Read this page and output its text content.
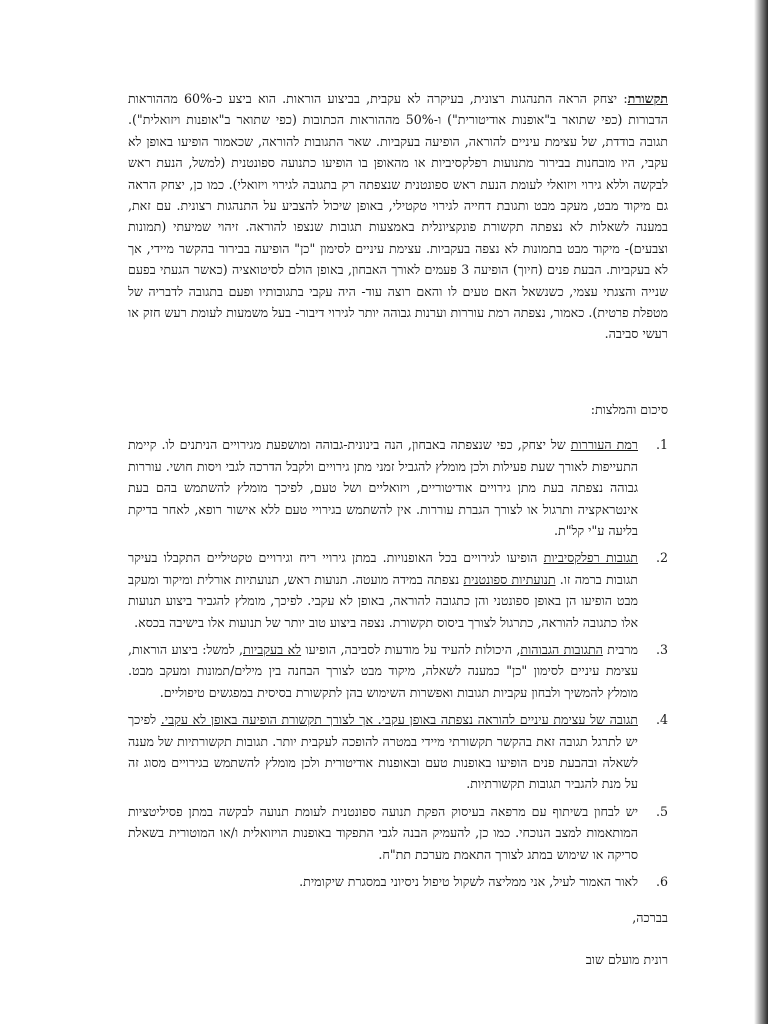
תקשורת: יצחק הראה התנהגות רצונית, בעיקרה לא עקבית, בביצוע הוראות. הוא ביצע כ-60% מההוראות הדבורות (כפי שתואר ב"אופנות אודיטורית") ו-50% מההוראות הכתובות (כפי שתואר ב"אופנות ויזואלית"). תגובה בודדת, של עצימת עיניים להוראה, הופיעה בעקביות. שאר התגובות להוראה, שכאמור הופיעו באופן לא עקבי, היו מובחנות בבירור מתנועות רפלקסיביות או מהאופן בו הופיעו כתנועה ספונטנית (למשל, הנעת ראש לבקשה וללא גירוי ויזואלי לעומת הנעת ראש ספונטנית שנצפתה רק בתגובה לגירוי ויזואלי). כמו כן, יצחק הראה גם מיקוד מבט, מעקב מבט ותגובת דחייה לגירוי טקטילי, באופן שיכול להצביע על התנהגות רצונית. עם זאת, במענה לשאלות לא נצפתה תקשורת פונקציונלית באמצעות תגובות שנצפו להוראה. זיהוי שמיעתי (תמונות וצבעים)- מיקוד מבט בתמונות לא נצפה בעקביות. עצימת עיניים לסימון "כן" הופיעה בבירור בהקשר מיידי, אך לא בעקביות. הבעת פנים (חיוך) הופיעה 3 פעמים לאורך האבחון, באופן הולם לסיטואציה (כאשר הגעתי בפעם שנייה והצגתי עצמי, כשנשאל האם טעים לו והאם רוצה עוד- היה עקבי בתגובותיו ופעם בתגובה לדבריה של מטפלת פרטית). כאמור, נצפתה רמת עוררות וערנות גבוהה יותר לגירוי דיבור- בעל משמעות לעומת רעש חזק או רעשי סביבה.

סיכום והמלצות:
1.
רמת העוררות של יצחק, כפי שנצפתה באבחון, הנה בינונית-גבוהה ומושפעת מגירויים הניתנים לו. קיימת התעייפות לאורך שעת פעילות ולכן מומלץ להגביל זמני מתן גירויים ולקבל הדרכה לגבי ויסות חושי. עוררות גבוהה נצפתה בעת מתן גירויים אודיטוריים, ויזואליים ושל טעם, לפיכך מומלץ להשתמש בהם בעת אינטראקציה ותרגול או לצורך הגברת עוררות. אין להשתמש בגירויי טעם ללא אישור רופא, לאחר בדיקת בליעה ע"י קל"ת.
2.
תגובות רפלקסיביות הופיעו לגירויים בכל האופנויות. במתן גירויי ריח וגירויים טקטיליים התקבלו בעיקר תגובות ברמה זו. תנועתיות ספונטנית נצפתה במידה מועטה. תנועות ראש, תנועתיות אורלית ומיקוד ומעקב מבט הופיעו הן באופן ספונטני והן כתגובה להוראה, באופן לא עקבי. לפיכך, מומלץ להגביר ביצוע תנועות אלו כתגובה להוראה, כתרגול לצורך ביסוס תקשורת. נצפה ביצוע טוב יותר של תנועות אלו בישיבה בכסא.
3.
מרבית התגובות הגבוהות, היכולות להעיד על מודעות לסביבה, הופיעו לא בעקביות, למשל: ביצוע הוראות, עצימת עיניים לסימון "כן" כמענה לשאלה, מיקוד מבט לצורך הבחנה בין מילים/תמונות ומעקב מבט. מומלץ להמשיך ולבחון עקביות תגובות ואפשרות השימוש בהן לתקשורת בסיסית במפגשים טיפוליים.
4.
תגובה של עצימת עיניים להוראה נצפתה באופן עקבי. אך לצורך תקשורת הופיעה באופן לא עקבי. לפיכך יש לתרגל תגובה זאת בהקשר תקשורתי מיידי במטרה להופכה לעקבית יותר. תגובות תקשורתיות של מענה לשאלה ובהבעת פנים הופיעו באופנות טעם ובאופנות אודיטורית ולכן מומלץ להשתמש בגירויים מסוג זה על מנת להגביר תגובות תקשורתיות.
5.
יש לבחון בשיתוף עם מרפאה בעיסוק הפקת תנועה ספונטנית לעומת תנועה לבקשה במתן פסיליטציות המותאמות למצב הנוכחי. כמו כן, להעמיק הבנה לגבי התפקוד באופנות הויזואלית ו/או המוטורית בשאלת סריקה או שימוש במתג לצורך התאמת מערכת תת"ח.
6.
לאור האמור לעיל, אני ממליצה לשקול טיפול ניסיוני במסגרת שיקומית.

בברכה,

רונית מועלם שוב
--
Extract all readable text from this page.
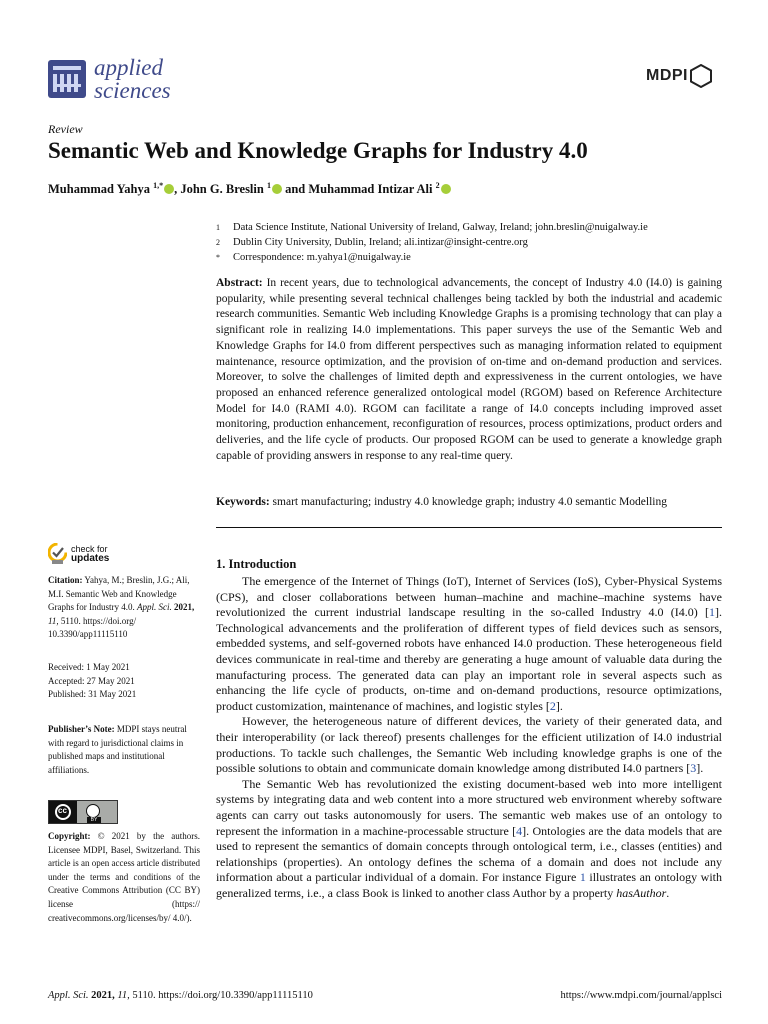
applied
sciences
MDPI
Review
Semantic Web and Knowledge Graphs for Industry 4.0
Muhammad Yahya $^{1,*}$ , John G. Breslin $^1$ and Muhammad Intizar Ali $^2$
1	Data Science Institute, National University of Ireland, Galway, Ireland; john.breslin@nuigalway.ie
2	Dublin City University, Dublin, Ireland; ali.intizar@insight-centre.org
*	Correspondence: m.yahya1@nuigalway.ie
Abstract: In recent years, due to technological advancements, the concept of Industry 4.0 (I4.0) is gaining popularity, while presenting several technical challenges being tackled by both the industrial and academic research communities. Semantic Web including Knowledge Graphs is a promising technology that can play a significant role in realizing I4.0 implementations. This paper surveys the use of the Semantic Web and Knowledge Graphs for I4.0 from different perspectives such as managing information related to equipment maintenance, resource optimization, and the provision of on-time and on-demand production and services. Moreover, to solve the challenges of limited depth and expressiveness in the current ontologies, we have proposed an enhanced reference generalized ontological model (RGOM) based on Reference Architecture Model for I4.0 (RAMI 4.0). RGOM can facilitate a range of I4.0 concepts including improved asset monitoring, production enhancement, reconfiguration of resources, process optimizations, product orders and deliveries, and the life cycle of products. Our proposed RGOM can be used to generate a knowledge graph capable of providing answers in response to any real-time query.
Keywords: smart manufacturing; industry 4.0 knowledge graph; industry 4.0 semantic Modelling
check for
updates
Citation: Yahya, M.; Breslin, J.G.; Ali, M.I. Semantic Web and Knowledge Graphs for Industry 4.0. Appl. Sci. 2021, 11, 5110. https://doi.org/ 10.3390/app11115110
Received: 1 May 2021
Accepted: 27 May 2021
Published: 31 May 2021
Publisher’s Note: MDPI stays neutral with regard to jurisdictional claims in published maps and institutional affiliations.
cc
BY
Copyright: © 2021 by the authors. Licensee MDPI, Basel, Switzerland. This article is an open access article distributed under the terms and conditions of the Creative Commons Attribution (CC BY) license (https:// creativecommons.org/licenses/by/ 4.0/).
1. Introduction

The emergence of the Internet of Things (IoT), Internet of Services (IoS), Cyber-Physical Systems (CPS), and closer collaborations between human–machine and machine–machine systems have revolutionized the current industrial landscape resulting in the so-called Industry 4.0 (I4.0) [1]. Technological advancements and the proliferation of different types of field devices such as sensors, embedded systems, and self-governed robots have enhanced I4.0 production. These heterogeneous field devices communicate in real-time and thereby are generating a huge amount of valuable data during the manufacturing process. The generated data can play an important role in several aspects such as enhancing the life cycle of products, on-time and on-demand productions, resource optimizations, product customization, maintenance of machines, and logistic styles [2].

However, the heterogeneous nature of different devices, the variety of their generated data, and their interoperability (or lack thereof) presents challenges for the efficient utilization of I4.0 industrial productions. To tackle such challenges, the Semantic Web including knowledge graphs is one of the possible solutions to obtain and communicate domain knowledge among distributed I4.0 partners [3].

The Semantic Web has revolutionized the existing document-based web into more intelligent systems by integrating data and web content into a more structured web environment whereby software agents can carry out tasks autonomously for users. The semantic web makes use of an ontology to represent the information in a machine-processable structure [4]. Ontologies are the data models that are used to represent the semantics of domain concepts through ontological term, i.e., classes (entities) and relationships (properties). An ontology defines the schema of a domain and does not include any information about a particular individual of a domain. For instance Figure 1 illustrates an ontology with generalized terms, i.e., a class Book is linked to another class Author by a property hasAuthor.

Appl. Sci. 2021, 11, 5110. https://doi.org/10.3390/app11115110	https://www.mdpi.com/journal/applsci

**GIVEN EXERCISE**.
Check each line above for the string "nuigalway" and show the ones that have it.

**SOLUTION TO THE PROBLEM**.
1	Data Science Institute, National University of Ireland, Galway, Ireland; john.breslin@nuigalway.ie
*	Correspondence: m.yahya1@nuigalway.ie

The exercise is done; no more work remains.